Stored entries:
◆ ◆ ◆
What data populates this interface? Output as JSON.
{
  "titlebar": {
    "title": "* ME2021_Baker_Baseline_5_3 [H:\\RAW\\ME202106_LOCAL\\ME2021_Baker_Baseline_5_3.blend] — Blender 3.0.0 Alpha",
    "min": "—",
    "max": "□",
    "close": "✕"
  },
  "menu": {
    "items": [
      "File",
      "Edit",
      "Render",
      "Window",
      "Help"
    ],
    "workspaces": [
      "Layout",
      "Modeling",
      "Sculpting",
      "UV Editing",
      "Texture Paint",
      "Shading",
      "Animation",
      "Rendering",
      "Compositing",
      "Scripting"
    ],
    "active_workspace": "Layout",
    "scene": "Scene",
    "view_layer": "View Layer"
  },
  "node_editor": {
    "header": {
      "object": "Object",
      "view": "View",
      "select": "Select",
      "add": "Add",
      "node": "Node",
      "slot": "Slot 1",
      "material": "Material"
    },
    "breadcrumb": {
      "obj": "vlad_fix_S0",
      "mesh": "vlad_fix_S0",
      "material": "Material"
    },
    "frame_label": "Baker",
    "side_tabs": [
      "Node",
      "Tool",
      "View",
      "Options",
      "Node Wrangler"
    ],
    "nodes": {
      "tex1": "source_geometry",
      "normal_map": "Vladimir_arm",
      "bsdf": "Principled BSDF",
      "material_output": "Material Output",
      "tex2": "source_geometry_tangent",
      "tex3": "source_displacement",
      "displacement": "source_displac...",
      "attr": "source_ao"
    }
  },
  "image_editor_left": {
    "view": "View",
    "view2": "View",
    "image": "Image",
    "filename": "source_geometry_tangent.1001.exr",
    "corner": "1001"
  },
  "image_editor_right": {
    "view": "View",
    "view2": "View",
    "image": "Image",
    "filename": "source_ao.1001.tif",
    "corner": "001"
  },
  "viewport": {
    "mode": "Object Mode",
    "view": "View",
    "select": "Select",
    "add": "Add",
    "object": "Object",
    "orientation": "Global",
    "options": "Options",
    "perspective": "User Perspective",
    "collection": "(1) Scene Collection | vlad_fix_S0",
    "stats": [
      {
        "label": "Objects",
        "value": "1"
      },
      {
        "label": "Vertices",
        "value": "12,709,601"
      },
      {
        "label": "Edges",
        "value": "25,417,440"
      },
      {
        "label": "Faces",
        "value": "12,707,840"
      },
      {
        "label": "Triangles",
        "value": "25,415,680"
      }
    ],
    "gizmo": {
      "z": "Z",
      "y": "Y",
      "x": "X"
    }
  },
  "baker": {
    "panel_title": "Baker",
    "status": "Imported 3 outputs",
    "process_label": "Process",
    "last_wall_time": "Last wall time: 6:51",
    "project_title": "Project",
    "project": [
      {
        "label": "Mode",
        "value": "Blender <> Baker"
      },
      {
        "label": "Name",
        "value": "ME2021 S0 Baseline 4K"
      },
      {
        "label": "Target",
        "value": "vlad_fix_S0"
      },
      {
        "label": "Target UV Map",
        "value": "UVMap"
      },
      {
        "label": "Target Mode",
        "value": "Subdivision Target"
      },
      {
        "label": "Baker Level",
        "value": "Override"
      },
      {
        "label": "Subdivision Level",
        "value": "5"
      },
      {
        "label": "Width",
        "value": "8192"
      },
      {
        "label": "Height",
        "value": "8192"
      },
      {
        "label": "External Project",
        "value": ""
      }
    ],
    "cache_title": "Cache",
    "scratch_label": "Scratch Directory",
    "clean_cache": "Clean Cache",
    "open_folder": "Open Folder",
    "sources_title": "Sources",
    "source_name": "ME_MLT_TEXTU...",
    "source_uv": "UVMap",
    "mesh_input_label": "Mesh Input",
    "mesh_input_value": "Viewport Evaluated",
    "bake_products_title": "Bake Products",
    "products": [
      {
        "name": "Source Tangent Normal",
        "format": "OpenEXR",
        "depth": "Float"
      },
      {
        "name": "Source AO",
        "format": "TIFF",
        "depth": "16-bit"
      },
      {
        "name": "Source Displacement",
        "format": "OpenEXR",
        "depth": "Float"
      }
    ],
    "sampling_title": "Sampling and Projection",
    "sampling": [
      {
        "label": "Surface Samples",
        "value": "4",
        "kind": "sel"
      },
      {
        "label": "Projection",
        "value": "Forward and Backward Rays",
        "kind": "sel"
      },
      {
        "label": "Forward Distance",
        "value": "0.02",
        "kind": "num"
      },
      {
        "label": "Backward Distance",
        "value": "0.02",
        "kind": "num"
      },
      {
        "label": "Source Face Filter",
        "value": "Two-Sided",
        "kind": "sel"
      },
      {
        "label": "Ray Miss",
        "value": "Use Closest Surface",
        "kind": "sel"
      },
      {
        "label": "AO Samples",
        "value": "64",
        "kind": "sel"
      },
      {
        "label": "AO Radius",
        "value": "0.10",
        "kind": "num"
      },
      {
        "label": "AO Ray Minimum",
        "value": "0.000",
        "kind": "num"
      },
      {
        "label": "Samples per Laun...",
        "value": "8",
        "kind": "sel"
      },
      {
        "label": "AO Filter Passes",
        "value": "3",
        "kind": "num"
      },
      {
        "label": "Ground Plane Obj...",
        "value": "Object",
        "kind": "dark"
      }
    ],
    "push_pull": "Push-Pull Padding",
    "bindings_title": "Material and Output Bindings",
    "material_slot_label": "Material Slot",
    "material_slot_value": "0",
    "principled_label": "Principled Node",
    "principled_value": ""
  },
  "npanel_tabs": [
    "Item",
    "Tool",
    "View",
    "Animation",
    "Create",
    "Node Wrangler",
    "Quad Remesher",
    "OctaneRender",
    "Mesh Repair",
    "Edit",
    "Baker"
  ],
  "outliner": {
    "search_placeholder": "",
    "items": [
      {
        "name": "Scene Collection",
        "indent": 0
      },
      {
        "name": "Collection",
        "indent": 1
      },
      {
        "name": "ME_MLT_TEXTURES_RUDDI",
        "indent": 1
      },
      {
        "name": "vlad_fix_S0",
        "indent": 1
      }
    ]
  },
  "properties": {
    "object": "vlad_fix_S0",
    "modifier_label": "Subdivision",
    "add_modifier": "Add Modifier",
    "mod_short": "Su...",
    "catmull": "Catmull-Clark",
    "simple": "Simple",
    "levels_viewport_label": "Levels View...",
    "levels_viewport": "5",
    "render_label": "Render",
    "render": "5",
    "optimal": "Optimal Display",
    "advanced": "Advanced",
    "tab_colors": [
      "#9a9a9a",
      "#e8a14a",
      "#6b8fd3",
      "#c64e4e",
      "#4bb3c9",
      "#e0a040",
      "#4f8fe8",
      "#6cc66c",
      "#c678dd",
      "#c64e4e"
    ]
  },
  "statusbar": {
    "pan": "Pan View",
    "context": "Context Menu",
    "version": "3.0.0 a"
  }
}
◆ ◆ ◆
▶ [WHAT IS ASKED] Return the entries above exactly as they appear.

▶ [COMPLETE RESPONSE]
What data populates this interface? Output as JSON.
{
  "titlebar": {
    "title": "* ME2021_Baker_Baseline_5_3 [H:\\RAW\\ME202106_LOCAL\\ME2021_Baker_Baseline_5_3.blend] — Blender 3.0.0 Alpha",
    "min": "—",
    "max": "□",
    "close": "✕"
  },
  "menu": {
    "items": [
      "File",
      "Edit",
      "Render",
      "Window",
      "Help"
    ],
    "workspaces": [
      "Layout",
      "Modeling",
      "Sculpting",
      "UV Editing",
      "Texture Paint",
      "Shading",
      "Animation",
      "Rendering",
      "Compositing",
      "Scripting"
    ],
    "active_workspace": "Layout",
    "scene": "Scene",
    "view_layer": "View Layer"
  },
  "node_editor": {
    "header": {
      "object": "Object",
      "view": "View",
      "select": "Select",
      "add": "Add",
      "node": "Node",
      "slot": "Slot 1",
      "material": "Material"
    },
    "breadcrumb": {
      "obj": "vlad_fix_S0",
      "mesh": "vlad_fix_S0",
      "material": "Material"
    },
    "frame_label": "Baker",
    "side_tabs": [
      "Node",
      "Tool",
      "View",
      "Options",
      "Node Wrangler"
    ],
    "nodes": {
      "tex1": "source_geometry",
      "normal_map": "Vladimir_arm",
      "bsdf": "Principled BSDF",
      "material_output": "Material Output",
      "tex2": "source_geometry_tangent",
      "tex3": "source_displacement",
      "displacement": "source_displac...",
      "attr": "source_ao"
    }
  },
  "image_editor_left": {
    "view": "View",
    "view2": "View",
    "image": "Image",
    "filename": "source_geometry_tangent.1001.exr",
    "corner": "1001"
  },
  "image_editor_right": {
    "view": "View",
    "view2": "View",
    "image": "Image",
    "filename": "source_ao.1001.tif",
    "corner": "001"
  },
  "viewport": {
    "mode": "Object Mode",
    "view": "View",
    "select": "Select",
    "add": "Add",
    "object": "Object",
    "orientation": "Global",
    "options": "Options",
    "perspective": "User Perspective",
    "collection": "(1) Scene Collection | vlad_fix_S0",
    "stats": [
      {
        "label": "Objects",
        "value": "1"
      },
      {
        "label": "Vertices",
        "value": "12,709,601"
      },
      {
        "label": "Edges",
        "value": "25,417,440"
      },
      {
        "label": "Faces",
        "value": "12,707,840"
      },
      {
        "label": "Triangles",
        "value": "25,415,680"
      }
    ],
    "gizmo": {
      "z": "Z",
      "y": "Y",
      "x": "X"
    }
  },
  "baker": {
    "panel_title": "Baker",
    "status": "Imported 3 outputs",
    "process_label": "Process",
    "last_wall_time": "Last wall time: 6:51",
    "project_title": "Project",
    "project": [
      {
        "label": "Mode",
        "value": "Blender <> Baker"
      },
      {
        "label": "Name",
        "value": "ME2021 S0 Baseline 4K"
      },
      {
        "label": "Target",
        "value": "vlad_fix_S0"
      },
      {
        "label": "Target UV Map",
        "value": "UVMap"
      },
      {
        "label": "Target Mode",
        "value": "Subdivision Target"
      },
      {
        "label": "Baker Level",
        "value": "Override"
      },
      {
        "label": "Subdivision Level",
        "value": "5"
      },
      {
        "label": "Width",
        "value": "8192"
      },
      {
        "label": "Height",
        "value": "8192"
      },
      {
        "label": "External Project",
        "value": ""
      }
    ],
    "cache_title": "Cache",
    "scratch_label": "Scratch Directory",
    "clean_cache": "Clean Cache",
    "open_folder": "Open Folder",
    "sources_title": "Sources",
    "source_name": "ME_MLT_TEXTU...",
    "source_uv": "UVMap",
    "mesh_input_label": "Mesh Input",
    "mesh_input_value": "Viewport Evaluated",
    "bake_products_title": "Bake Products",
    "products": [
      {
        "name": "Source Tangent Normal",
        "format": "OpenEXR",
        "depth": "Float"
      },
      {
        "name": "Source AO",
        "format": "TIFF",
        "depth": "16-bit"
      },
      {
        "name": "Source Displacement",
        "format": "OpenEXR",
        "depth": "Float"
      }
    ],
    "sampling_title": "Sampling and Projection",
    "sampling": [
      {
        "label": "Surface Samples",
        "value": "4",
        "kind": "sel"
      },
      {
        "label": "Projection",
        "value": "Forward and Backward Rays",
        "kind": "sel"
      },
      {
        "label": "Forward Distance",
        "value": "0.02",
        "kind": "num"
      },
      {
        "label": "Backward Distance",
        "value": "0.02",
        "kind": "num"
      },
      {
        "label": "Source Face Filter",
        "value": "Two-Sided",
        "kind": "sel"
      },
      {
        "label": "Ray Miss",
        "value": "Use Closest Surface",
        "kind": "sel"
      },
      {
        "label": "AO Samples",
        "value": "64",
        "kind": "sel"
      },
      {
        "label": "AO Radius",
        "value": "0.10",
        "kind": "num"
      },
      {
        "label": "AO Ray Minimum",
        "value": "0.000",
        "kind": "num"
      },
      {
        "label": "Samples per Laun...",
        "value": "8",
        "kind": "sel"
      },
      {
        "label": "AO Filter Passes",
        "value": "3",
        "kind": "num"
      },
      {
        "label": "Ground Plane Obj...",
        "value": "Object",
        "kind": "dark"
      }
    ],
    "push_pull": "Push-Pull Padding",
    "bindings_title": "Material and Output Bindings",
    "material_slot_label": "Material Slot",
    "material_slot_value": "0",
    "principled_label": "Principled Node",
    "principled_value": ""
  },
  "npanel_tabs": [
    "Item",
    "Tool",
    "View",
    "Animation",
    "Create",
    "Node Wrangler",
    "Quad Remesher",
    "OctaneRender",
    "Mesh Repair",
    "Edit",
    "Baker"
  ],
  "outliner": {
    "search_placeholder": "",
    "items": [
      {
        "name": "Scene Collection",
        "indent": 0
      },
      {
        "name": "Collection",
        "indent": 1
      },
      {
        "name": "ME_MLT_TEXTURES_RUDDI",
        "indent": 1
      },
      {
        "name": "vlad_fix_S0",
        "indent": 1
      }
    ]
  },
  "properties": {
    "object": "vlad_fix_S0",
    "modifier_label": "Subdivision",
    "add_modifier": "Add Modifier",
    "mod_short": "Su...",
    "catmull": "Catmull-Clark",
    "simple": "Simple",
    "levels_viewport_label": "Levels View...",
    "levels_viewport": "5",
    "render_label": "Render",
    "render": "5",
    "optimal": "Optimal Display",
    "advanced": "Advanced",
    "tab_colors": [
      "#9a9a9a",
      "#e8a14a",
      "#6b8fd3",
      "#c64e4e",
      "#4bb3c9",
      "#e0a040",
      "#4f8fe8",
      "#6cc66c",
      "#c678dd",
      "#c64e4e"
    ]
  },
  "statusbar": {
    "pan": "Pan View",
    "context": "Context Menu",
    "version": "3.0.0 a"
  }
}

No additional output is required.